» The request
Below is a listing; write it out exactly and drop any images from it.

» Information supplied
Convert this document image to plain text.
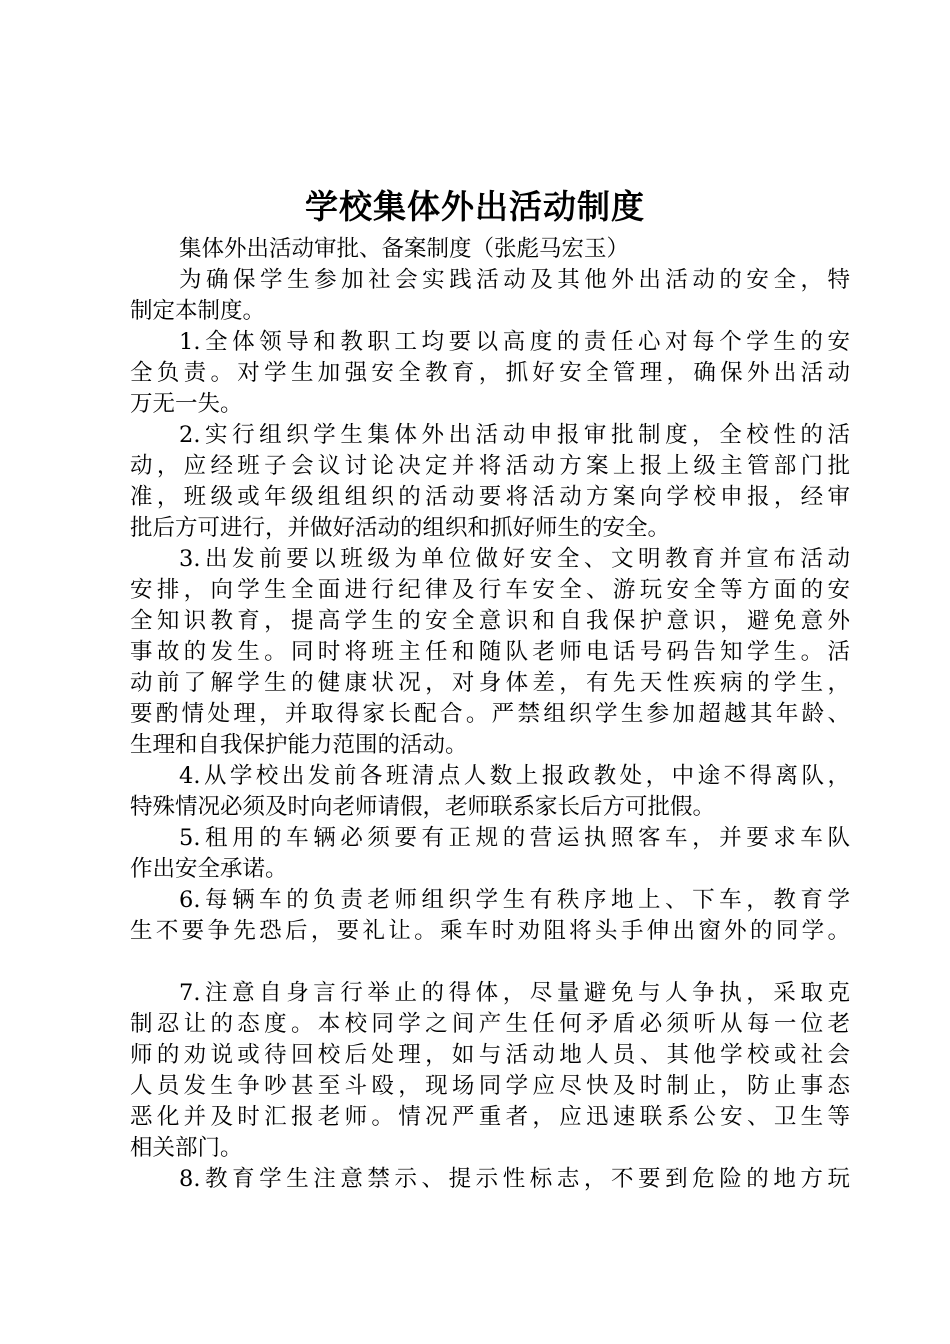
学校集体外出活动制度
集体外出活动审批、备案制度（张彪马宏玉）
为确保学生参加社会实践活动及其他外出活动的安全，特
制定本制度。
1.全体领导和教职工均要以高度的责任心对每个学生的安
全负责。对学生加强安全教育，抓好安全管理，确保外出活动
万无一失。
2.实行组织学生集体外出活动申报审批制度，全校性的活
动，应经班子会议讨论决定并将活动方案上报上级主管部门批
准，班级或年级组组织的活动要将活动方案向学校申报，经审
批后方可进行，并做好活动的组织和抓好师生的安全。
3.出发前要以班级为单位做好安全、文明教育并宣布活动
安排，向学生全面进行纪律及行车安全、游玩安全等方面的安
全知识教育，提高学生的安全意识和自我保护意识，避免意外
事故的发生。同时将班主任和随队老师电话号码告知学生。活
动前了解学生的健康状况，对身体差，有先天性疾病的学生，
要酌情处理，并取得家长配合。严禁组织学生参加超越其年龄、
生理和自我保护能力范围的活动。
4.从学校出发前各班清点人数上报政教处，中途不得离队，
特殊情况必须及时向老师请假，老师联系家长后方可批假。
5.租用的车辆必须要有正规的营运执照客车，并要求车队
作出安全承诺。
6.每辆车的负责老师组织学生有秩序地上、下车，教育学
生不要争先恐后，要礼让。乘车时劝阻将头手伸出窗外的同学。
7.注意自身言行举止的得体，尽量避免与人争执，采取克
制忍让的态度。本校同学之间产生任何矛盾必须听从每一位老
师的劝说或待回校后处理，如与活动地人员、其他学校或社会
人员发生争吵甚至斗殴，现场同学应尽快及时制止，防止事态
恶化并及时汇报老师。情况严重者，应迅速联系公安、卫生等
相关部门。
8.教育学生注意禁示、提示性标志，不要到危险的地方玩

» Result of this exercise
Convert this document image to plain text.
学校集体外出活动制度
集体外出活动审批、备案制度（张彪马宏玉）
为确保学生参加社会实践活动及其他外出活动的安全，特
制定本制度。
1.全体领导和教职工均要以高度的责任心对每个学生的安
全负责。对学生加强安全教育，抓好安全管理，确保外出活动
万无一失。
2.实行组织学生集体外出活动申报审批制度，全校性的活
动，应经班子会议讨论决定并将活动方案上报上级主管部门批
准，班级或年级组组织的活动要将活动方案向学校申报，经审
批后方可进行，并做好活动的组织和抓好师生的安全。
3.出发前要以班级为单位做好安全、文明教育并宣布活动
安排，向学生全面进行纪律及行车安全、游玩安全等方面的安
全知识教育，提高学生的安全意识和自我保护意识，避免意外
事故的发生。同时将班主任和随队老师电话号码告知学生。活
动前了解学生的健康状况，对身体差，有先天性疾病的学生，
要酌情处理，并取得家长配合。严禁组织学生参加超越其年龄、
生理和自我保护能力范围的活动。
4.从学校出发前各班清点人数上报政教处，中途不得离队，
特殊情况必须及时向老师请假，老师联系家长后方可批假。
5.租用的车辆必须要有正规的营运执照客车，并要求车队
作出安全承诺。
6.每辆车的负责老师组织学生有秩序地上、下车，教育学
生不要争先恐后，要礼让。乘车时劝阻将头手伸出窗外的同学。
7.注意自身言行举止的得体，尽量避免与人争执，采取克
制忍让的态度。本校同学之间产生任何矛盾必须听从每一位老
师的劝说或待回校后处理，如与活动地人员、其他学校或社会
人员发生争吵甚至斗殴，现场同学应尽快及时制止，防止事态
恶化并及时汇报老师。情况严重者，应迅速联系公安、卫生等
相关部门。
8.教育学生注意禁示、提示性标志，不要到危险的地方玩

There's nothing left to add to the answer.